• **DIRECTION**: Search the material below for the word "предоставления" and copy every line in which it occurs.

━━━ ENTRIES PROVIDED ━━━

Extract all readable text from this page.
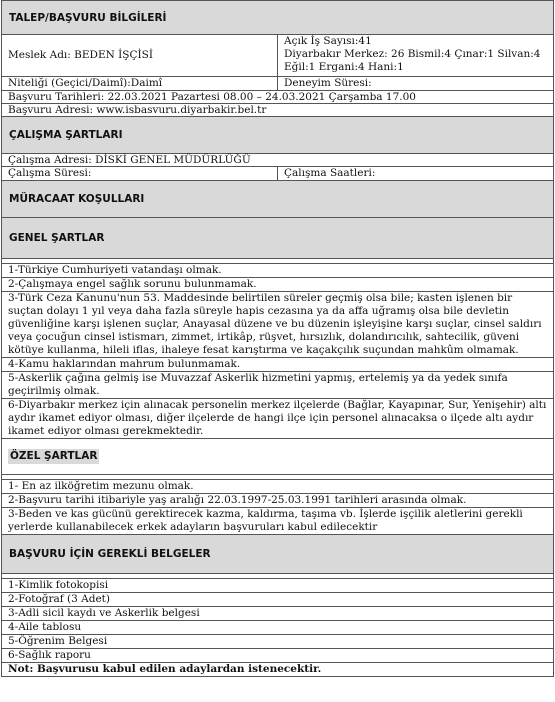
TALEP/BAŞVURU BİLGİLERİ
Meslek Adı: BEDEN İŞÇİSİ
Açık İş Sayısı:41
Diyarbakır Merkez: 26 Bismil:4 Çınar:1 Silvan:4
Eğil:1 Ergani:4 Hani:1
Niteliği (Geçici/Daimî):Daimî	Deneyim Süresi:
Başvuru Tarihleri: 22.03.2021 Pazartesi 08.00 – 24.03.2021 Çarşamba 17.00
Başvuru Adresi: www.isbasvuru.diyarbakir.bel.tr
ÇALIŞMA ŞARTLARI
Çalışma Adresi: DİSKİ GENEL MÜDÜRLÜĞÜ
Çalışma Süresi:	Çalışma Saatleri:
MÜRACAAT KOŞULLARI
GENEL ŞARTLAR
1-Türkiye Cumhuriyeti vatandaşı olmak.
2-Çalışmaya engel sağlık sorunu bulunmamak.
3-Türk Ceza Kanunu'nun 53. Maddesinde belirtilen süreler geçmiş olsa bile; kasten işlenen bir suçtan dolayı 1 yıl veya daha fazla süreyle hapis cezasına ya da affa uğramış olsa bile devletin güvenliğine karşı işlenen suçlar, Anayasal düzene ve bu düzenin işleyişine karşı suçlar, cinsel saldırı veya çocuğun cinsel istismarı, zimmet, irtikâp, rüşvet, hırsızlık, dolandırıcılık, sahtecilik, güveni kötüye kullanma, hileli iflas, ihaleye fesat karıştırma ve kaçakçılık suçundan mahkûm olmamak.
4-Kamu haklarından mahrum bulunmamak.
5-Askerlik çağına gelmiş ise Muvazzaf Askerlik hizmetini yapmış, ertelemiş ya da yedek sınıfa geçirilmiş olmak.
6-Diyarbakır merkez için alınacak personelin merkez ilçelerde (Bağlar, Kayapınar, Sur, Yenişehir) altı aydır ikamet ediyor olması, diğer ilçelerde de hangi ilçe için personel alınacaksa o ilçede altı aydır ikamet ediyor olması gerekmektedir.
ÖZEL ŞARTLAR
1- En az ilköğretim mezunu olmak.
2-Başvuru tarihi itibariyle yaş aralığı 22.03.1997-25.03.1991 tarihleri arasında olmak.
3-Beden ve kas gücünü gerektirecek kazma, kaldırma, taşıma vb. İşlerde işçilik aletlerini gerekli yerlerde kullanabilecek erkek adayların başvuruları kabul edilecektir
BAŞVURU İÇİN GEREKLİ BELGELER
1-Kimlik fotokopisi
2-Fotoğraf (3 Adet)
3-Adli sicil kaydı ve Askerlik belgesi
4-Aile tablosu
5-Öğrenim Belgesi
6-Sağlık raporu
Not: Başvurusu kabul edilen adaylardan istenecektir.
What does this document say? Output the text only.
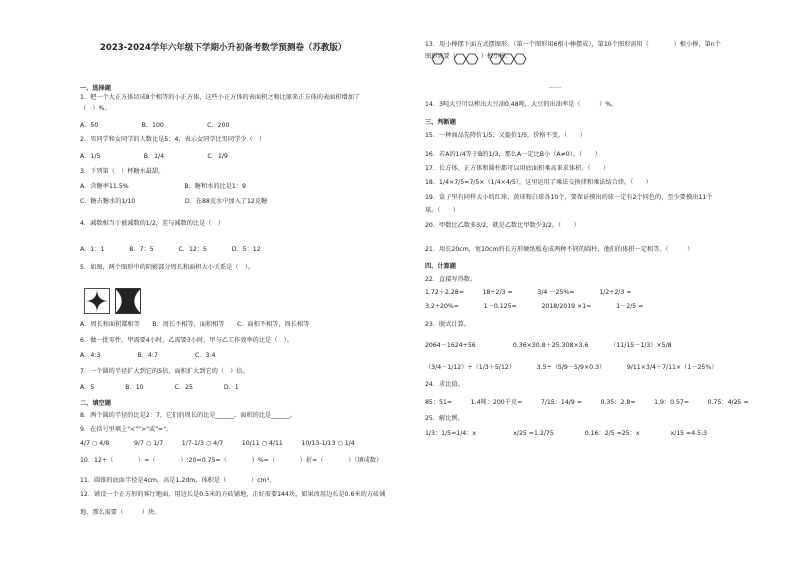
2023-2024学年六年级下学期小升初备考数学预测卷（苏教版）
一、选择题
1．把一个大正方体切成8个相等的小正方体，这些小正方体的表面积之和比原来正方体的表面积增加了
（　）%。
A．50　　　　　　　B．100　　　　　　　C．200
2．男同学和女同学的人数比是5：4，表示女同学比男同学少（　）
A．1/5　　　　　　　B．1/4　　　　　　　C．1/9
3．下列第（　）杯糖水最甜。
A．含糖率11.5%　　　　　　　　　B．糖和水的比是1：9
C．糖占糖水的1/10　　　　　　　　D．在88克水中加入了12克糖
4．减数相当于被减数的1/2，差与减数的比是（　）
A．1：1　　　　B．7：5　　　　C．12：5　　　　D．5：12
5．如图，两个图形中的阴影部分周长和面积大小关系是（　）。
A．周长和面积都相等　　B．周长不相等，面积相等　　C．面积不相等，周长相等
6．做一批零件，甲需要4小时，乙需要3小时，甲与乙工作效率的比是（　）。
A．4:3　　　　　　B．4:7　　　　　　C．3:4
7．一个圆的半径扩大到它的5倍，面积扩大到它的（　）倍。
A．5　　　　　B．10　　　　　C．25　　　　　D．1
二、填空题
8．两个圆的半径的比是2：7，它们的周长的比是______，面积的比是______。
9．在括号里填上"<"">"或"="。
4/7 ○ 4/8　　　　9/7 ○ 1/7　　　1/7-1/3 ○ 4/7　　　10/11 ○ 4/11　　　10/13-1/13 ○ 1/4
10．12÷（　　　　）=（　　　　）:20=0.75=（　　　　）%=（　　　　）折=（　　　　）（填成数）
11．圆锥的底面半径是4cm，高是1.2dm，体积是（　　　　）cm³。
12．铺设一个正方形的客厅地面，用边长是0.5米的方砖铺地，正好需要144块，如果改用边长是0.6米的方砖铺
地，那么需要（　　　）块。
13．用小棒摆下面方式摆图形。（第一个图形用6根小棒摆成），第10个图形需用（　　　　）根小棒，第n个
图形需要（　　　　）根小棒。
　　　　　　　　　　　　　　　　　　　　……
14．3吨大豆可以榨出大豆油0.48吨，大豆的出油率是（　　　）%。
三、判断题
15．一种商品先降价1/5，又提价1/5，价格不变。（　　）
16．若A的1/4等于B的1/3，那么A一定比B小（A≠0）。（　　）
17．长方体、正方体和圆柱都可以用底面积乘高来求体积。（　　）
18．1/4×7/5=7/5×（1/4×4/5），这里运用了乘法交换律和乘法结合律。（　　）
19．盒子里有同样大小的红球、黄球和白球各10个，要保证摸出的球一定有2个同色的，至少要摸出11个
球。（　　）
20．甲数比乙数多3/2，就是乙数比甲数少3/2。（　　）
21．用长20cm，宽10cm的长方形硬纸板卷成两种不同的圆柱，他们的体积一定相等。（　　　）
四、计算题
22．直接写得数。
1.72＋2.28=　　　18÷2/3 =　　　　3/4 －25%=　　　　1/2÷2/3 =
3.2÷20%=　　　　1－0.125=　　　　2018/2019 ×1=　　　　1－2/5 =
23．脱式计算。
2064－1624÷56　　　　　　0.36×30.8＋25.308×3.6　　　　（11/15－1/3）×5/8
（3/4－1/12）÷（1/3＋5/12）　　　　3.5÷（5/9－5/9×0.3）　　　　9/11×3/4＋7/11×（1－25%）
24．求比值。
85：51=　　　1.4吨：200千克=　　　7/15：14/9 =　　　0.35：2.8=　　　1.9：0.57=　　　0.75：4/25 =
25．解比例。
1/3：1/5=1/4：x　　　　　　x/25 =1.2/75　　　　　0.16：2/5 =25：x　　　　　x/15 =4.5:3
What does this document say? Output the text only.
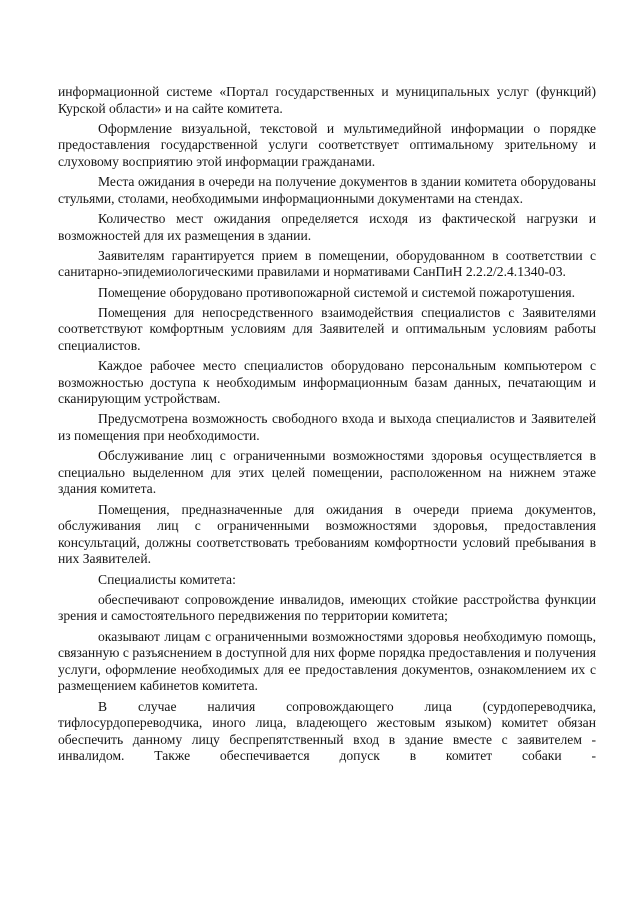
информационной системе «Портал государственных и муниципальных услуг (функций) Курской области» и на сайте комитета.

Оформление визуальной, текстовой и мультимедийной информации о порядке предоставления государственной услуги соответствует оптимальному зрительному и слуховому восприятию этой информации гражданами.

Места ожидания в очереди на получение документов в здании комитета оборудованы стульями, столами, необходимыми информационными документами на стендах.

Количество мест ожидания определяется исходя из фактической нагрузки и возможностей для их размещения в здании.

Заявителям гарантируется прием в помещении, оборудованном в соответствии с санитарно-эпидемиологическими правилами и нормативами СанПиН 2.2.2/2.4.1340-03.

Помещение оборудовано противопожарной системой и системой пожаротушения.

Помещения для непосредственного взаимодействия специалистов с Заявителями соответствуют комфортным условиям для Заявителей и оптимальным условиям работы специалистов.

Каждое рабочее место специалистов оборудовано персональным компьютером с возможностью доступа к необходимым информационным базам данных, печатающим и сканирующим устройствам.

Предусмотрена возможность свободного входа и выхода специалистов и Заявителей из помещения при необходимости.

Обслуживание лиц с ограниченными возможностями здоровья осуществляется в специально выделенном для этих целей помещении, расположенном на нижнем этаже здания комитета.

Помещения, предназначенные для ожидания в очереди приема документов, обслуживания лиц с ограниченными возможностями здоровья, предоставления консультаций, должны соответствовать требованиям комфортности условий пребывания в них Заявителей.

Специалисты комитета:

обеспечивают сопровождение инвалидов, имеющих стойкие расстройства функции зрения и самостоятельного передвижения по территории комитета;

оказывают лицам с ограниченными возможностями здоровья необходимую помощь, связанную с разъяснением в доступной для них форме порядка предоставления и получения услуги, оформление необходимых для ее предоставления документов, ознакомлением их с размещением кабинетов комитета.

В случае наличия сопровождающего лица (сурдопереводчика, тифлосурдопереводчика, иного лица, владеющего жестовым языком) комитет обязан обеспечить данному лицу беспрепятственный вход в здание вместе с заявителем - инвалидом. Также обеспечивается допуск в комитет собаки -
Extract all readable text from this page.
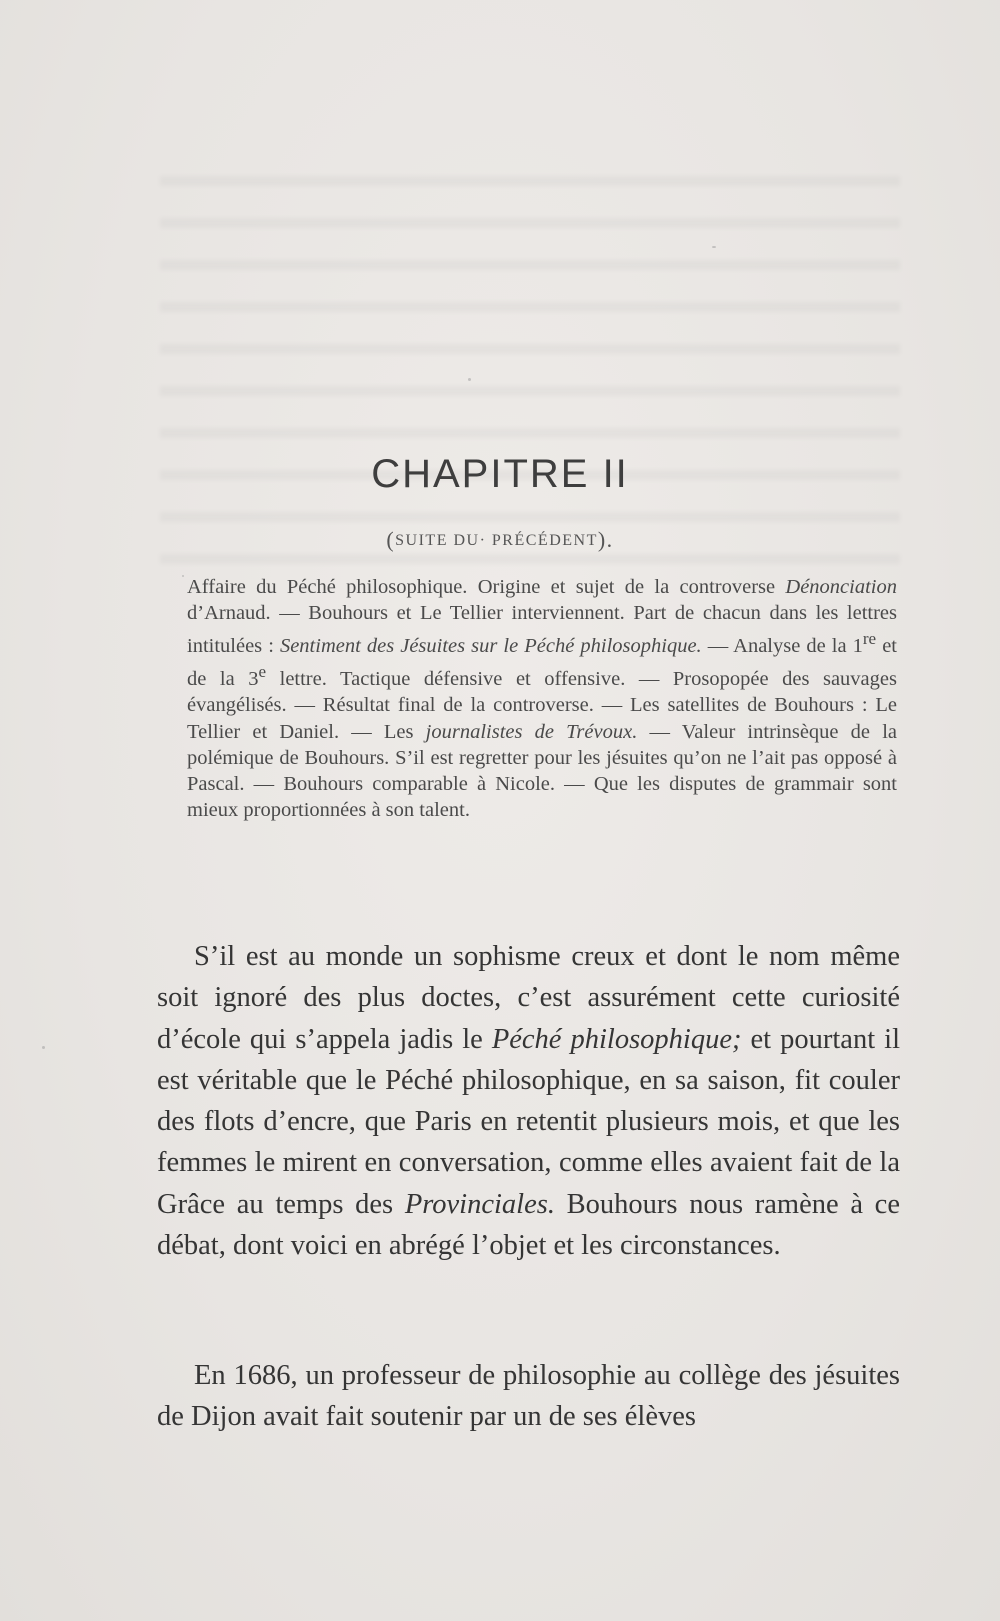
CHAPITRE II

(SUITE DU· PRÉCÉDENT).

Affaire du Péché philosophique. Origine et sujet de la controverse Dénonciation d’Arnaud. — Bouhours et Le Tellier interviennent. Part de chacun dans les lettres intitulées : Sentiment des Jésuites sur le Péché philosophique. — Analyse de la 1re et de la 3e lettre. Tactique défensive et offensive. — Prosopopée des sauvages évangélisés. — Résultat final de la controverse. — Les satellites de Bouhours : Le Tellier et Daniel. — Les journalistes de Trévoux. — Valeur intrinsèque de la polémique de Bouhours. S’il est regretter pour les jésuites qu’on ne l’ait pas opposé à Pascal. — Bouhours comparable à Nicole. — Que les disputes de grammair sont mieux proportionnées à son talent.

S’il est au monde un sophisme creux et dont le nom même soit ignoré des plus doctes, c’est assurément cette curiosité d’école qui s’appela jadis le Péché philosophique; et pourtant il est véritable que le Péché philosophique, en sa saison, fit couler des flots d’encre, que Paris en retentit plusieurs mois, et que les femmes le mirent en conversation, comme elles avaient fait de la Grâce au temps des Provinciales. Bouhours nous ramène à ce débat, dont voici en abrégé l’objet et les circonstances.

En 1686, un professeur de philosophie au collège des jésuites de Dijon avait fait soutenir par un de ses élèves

━━━

• **OUTPUT OF THE EXERCISE**:
Оформление визуальной, текстовой и мультимедийной информации о порядке предоставления государственной услуги соответствует оптимальному зрительному и слуховому восприятию этой информации гражданами.
Помещения, предназначенные для ожидания в очереди приема документов, обслуживания лиц с ограниченными возможностями здоровья, предоставления консультаций, должны соответствовать требованиям комфортности условий пребывания в них Заявителей.
оказывают лицам с ограниченными возможностями здоровья необходимую помощь, связанную с разъяснением в доступной для них форме порядка предоставления и получения услуги, оформление необходимых для ее предоставления документов, ознакомлением их с размещением кабинетов комитета.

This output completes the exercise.